**GOAL OF THE EXERCISE**
Transcribe each record exactly. Include every one.

**TASK DATA**
• • • • •

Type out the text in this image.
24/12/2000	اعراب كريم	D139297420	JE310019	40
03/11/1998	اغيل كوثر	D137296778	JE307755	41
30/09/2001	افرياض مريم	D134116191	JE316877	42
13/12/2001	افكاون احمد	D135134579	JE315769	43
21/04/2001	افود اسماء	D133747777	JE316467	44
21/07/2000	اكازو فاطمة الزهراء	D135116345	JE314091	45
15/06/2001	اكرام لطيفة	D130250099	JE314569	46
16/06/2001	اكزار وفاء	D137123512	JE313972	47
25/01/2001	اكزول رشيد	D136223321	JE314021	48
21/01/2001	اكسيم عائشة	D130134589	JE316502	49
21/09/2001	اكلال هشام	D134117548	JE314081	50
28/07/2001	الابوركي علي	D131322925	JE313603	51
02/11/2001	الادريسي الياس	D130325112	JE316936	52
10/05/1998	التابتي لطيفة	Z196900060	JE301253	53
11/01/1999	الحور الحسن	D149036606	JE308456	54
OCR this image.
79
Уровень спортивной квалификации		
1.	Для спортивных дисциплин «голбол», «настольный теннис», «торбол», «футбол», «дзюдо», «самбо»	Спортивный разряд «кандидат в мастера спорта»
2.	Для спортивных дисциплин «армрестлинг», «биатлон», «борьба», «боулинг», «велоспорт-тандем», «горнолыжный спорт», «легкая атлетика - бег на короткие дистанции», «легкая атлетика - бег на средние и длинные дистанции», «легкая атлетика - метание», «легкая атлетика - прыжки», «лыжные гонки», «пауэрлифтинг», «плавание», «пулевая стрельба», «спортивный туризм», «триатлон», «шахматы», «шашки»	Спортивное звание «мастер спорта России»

• • • • •

**WRITTEN SOLUTION**
Type out the text in this image.
24/12/2000	اعراب كريم	D139297420	JE310019	40
03/11/1998	اغيل كوثر	D137296778	JE307755	41
30/09/2001	افرياض مريم	D134116191	JE316877	42
13/12/2001	افكاون احمد	D135134579	JE315769	43
21/04/2001	افود اسماء	D133747777	JE316467	44
21/07/2000	اكازو فاطمة الزهراء	D135116345	JE314091	45
15/06/2001	اكرام لطيفة	D130250099	JE314569	46
16/06/2001	اكزار وفاء	D137123512	JE313972	47
25/01/2001	اكزول رشيد	D136223321	JE314021	48
21/01/2001	اكسيم عائشة	D130134589	JE316502	49
21/09/2001	اكلال هشام	D134117548	JE314081	50
28/07/2001	الابوركي علي	D131322925	JE313603	51
02/11/2001	الادريسي الياس	D130325112	JE316936	52
10/05/1998	التابتي لطيفة	Z196900060	JE301253	53
11/01/1999	الحور الحسن	D149036606	JE308456	54
OCR this image.
79
Уровень спортивной квалификации		
1.	Для спортивных дисциплин «голбол», «настольный теннис», «торбол», «футбол», «дзюдо», «самбо»	Спортивный разряд «кандидат в мастера спорта»
2.	Для спортивных дисциплин «армрестлинг», «биатлон», «борьба», «боулинг», «велоспорт-тандем», «горнолыжный спорт», «легкая атлетика - бег на короткие дистанции», «легкая атлетика - бег на средние и длинные дистанции», «легкая атлетика - метание», «легкая атлетика - прыжки», «лыжные гонки», «пауэрлифтинг», «плавание», «пулевая стрельба», «спортивный туризм», «триатлон», «шахматы», «шашки»	Спортивное звание «мастер спорта России»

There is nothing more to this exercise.